> _PROBLEM_
Return all of the data exactly as given.

(Excerpts from a figure dataset)
-*-
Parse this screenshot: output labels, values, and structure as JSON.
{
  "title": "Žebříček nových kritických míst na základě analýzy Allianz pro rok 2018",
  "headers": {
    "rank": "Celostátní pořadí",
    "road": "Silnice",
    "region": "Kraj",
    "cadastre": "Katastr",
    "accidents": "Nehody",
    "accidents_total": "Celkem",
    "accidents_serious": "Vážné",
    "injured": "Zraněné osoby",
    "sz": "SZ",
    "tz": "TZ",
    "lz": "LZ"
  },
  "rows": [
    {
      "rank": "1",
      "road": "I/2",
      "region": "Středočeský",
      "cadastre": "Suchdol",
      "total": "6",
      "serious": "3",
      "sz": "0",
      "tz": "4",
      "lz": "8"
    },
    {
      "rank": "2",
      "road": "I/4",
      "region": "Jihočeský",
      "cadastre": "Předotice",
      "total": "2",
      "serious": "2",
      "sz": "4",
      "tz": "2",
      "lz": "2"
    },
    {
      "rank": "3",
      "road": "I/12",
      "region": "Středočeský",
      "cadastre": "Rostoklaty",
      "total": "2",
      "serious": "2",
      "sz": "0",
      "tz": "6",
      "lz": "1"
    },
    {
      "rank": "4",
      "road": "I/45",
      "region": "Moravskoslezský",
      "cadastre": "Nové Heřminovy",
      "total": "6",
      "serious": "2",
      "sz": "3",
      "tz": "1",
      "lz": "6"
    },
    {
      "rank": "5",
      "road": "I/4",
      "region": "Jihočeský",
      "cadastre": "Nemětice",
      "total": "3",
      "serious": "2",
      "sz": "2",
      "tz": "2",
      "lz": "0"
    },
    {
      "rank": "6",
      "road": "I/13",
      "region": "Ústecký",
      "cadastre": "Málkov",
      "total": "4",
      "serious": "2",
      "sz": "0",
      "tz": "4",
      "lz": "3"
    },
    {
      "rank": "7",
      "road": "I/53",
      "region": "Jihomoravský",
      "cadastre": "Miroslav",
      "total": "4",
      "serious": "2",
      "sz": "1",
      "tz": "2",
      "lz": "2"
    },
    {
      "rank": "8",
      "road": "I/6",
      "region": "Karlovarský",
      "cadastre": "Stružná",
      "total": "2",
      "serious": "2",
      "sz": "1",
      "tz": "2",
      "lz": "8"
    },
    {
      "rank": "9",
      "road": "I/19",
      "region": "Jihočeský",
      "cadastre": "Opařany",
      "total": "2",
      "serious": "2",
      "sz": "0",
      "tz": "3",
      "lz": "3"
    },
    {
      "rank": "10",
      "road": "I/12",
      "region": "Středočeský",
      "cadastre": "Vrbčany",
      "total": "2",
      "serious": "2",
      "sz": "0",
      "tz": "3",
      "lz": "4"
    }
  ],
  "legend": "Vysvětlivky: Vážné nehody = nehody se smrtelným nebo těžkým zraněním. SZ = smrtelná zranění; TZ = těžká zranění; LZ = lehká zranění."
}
-*-
> _ANSWER IN FULL_
Parse this screenshot: output labels, values, and structure as JSON.
{
  "title": "Žebříček nových kritických míst na základě analýzy Allianz pro rok 2018",
  "headers": {
    "rank": "Celostátní pořadí",
    "road": "Silnice",
    "region": "Kraj",
    "cadastre": "Katastr",
    "accidents": "Nehody",
    "accidents_total": "Celkem",
    "accidents_serious": "Vážné",
    "injured": "Zraněné osoby",
    "sz": "SZ",
    "tz": "TZ",
    "lz": "LZ"
  },
  "rows": [
    {
      "rank": "1",
      "road": "I/2",
      "region": "Středočeský",
      "cadastre": "Suchdol",
      "total": "6",
      "serious": "3",
      "sz": "0",
      "tz": "4",
      "lz": "8"
    },
    {
      "rank": "2",
      "road": "I/4",
      "region": "Jihočeský",
      "cadastre": "Předotice",
      "total": "2",
      "serious": "2",
      "sz": "4",
      "tz": "2",
      "lz": "2"
    },
    {
      "rank": "3",
      "road": "I/12",
      "region": "Středočeský",
      "cadastre": "Rostoklaty",
      "total": "2",
      "serious": "2",
      "sz": "0",
      "tz": "6",
      "lz": "1"
    },
    {
      "rank": "4",
      "road": "I/45",
      "region": "Moravskoslezský",
      "cadastre": "Nové Heřminovy",
      "total": "6",
      "serious": "2",
      "sz": "3",
      "tz": "1",
      "lz": "6"
    },
    {
      "rank": "5",
      "road": "I/4",
      "region": "Jihočeský",
      "cadastre": "Nemětice",
      "total": "3",
      "serious": "2",
      "sz": "2",
      "tz": "2",
      "lz": "0"
    },
    {
      "rank": "6",
      "road": "I/13",
      "region": "Ústecký",
      "cadastre": "Málkov",
      "total": "4",
      "serious": "2",
      "sz": "0",
      "tz": "4",
      "lz": "3"
    },
    {
      "rank": "7",
      "road": "I/53",
      "region": "Jihomoravský",
      "cadastre": "Miroslav",
      "total": "4",
      "serious": "2",
      "sz": "1",
      "tz": "2",
      "lz": "2"
    },
    {
      "rank": "8",
      "road": "I/6",
      "region": "Karlovarský",
      "cadastre": "Stružná",
      "total": "2",
      "serious": "2",
      "sz": "1",
      "tz": "2",
      "lz": "8"
    },
    {
      "rank": "9",
      "road": "I/19",
      "region": "Jihočeský",
      "cadastre": "Opařany",
      "total": "2",
      "serious": "2",
      "sz": "0",
      "tz": "3",
      "lz": "3"
    },
    {
      "rank": "10",
      "road": "I/12",
      "region": "Středočeský",
      "cadastre": "Vrbčany",
      "total": "2",
      "serious": "2",
      "sz": "0",
      "tz": "3",
      "lz": "4"
    }
  ],
  "legend": "Vysvětlivky: Vážné nehody = nehody se smrtelným nebo těžkým zraněním. SZ = smrtelná zranění; TZ = těžká zranění; LZ = lehká zranění."
}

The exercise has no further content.